:: TEXT EXTRACT

Hundreds of Iraqis civilians are being held in makeshift
jails run by US troops - many without being charged or
even questioned. And in these prisons are children whose
parents have no way of locating them. Jonathan Steele
reveals the grim reality of coalition justice in Baghdad

By Jonathan Steele

It was a warm spring evening in a Baghdad suburb when
American troops stopped the car in which 11-year-old
Sufian Abd al-Ghani was riding close to his home with
his uncle and a neighbour. They were ordered out and
told to lie face down on the road. Sufian's father heard
the commotion and rushed out to find the soldiers
pointing their rifles at his son and the others.
Claiming the uncle had fired at them, they started
beating the three captives with their rifle butts,
according to the father.

A neighbour confirms that a shot had been fired, but it
was part of a row between the Ghanis and another family.
"In Iraq this is normal. Almost every household in
Baghdad owns a weapon. One man was drunk. The Americans
must have heard the shot as they were passing. It was
not directed at them," says the neighbour, who prefers
not to be named.

The American soldiers searched the Ghanis' house, but
found nothing. For three hours Sufian was kept on the
ground with the two adults. Then the Americans put hoods
over their heads, tied their hands with tight plastic
bracelets, and drove them away. "Why are you taking my
son?" a desperate Abdullah Ghani pleaded. "Don't worry.
As he's a child, we'll send him back in a couple of
days," a Sergeant Stark assured him.

The three were driven off to Baghdad airport, where US
forces have set up a makeshift prison in large tents.

::::

● WORK INSTRUCTIONS:
Copy the passage from the article about detentions in Baghdad, starting at "A neighbour confirms" and ending at "to be named.".

:: DATASET RECORDS

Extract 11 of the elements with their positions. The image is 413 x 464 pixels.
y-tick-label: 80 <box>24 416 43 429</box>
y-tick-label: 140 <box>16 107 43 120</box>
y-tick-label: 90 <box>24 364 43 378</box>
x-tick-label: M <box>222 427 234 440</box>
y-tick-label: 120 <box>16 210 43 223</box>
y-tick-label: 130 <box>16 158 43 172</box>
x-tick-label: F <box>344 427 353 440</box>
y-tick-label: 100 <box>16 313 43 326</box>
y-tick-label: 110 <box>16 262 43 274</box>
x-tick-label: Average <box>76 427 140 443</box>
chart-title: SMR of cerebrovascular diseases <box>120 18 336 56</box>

::::

● EXERCISE ANSWER:
A neighbour confirms that a shot had been fired, but it
was part of a row between the Ghanis and another family.
"In Iraq this is normal. Almost every household in
Baghdad owns a weapon. One man was drunk. The Americans
must have heard the shot as they were passing. It was
not directed at them," says the neighbour, who prefers
not to be named.